→ **GOAL**
In the lines below, how many hold the word "甲及び乙は"? Answer only with the number.

→ **Excerpt from a dataset**
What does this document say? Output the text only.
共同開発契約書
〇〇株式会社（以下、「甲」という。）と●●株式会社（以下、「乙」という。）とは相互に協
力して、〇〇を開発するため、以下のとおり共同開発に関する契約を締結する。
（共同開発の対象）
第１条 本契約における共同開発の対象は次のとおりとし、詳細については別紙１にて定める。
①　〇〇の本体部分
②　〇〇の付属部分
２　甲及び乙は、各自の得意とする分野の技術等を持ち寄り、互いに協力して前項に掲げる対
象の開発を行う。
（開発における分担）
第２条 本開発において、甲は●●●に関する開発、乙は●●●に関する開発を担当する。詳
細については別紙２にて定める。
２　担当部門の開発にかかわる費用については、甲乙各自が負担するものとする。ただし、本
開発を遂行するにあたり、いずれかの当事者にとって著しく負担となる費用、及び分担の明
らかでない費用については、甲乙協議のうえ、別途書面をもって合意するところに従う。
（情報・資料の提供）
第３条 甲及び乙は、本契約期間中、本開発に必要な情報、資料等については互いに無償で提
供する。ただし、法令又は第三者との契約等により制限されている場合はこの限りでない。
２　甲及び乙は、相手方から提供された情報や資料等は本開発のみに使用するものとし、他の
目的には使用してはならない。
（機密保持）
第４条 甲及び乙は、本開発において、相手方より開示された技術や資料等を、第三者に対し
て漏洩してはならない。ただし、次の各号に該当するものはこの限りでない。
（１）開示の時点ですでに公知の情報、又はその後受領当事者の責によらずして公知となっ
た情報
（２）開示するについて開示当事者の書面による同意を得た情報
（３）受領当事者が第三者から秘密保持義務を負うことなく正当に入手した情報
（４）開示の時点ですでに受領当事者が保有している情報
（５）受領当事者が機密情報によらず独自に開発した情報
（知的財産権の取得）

* * *

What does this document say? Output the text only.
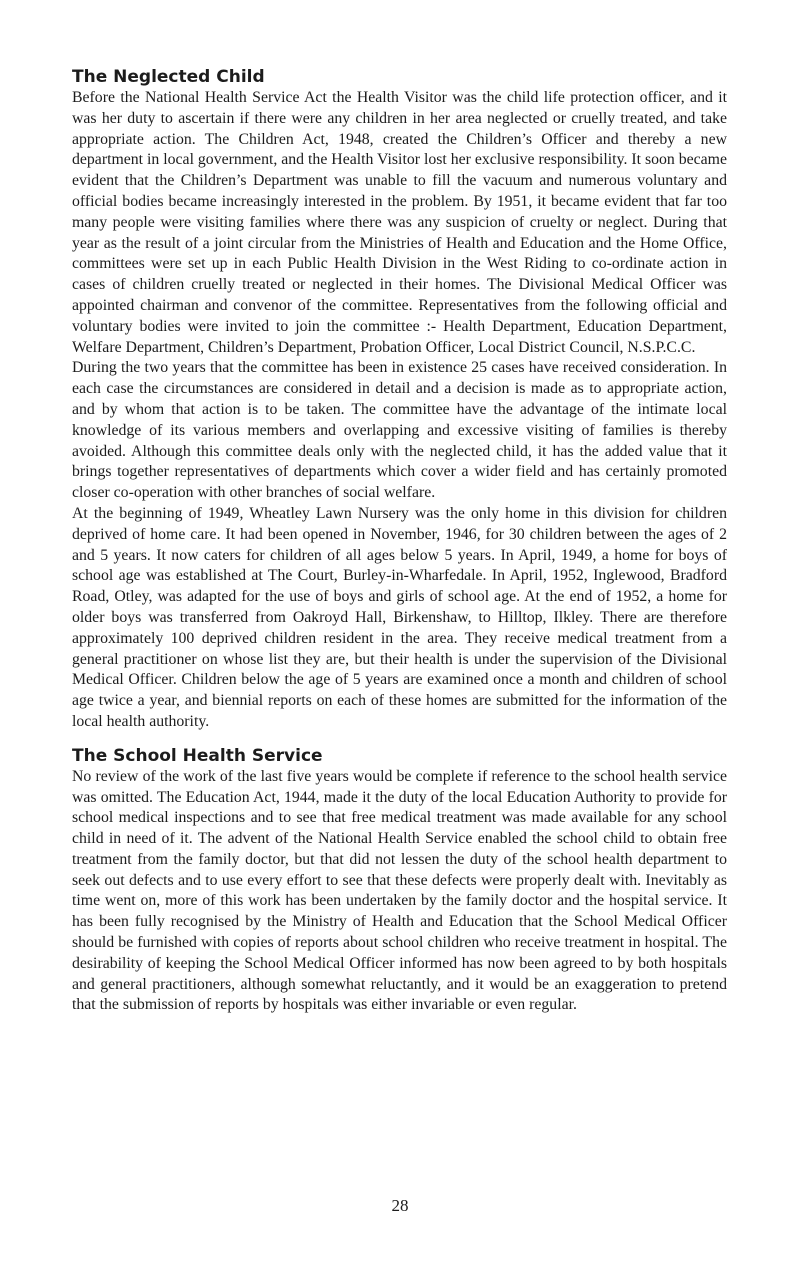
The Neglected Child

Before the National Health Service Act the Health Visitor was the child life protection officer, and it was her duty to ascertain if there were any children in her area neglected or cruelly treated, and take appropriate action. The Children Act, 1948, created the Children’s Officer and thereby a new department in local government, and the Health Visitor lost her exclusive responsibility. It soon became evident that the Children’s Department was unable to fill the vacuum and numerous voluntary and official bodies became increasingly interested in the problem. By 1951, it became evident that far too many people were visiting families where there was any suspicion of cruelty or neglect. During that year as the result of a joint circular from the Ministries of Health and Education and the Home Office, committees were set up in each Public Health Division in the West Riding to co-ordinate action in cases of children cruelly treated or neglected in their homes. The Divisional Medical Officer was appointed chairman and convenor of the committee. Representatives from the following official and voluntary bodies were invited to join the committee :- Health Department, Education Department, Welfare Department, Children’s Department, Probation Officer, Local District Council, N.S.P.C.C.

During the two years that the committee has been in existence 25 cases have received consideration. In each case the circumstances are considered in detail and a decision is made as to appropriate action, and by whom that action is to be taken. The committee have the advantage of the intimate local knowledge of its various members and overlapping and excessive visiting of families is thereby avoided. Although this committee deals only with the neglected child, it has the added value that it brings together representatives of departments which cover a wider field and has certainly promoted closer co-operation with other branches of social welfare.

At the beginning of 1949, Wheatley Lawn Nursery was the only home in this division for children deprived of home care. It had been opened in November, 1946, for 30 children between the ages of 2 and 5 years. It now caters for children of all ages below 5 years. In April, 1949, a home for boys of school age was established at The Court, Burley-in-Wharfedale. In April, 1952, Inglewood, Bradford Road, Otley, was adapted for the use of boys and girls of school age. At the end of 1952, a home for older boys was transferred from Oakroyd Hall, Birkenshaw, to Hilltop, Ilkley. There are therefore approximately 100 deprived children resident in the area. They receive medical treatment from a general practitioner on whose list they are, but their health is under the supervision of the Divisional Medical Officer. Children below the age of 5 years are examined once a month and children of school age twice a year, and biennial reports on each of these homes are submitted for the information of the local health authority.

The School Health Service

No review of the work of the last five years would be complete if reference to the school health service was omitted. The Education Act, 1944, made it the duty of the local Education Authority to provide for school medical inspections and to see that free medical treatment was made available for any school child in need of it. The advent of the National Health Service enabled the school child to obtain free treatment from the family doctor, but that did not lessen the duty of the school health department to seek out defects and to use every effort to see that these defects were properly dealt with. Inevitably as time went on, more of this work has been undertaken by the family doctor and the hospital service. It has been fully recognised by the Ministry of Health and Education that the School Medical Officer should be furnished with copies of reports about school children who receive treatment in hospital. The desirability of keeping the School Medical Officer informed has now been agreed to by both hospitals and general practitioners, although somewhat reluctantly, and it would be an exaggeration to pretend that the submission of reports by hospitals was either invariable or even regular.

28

→ **TASK ANSWER**
4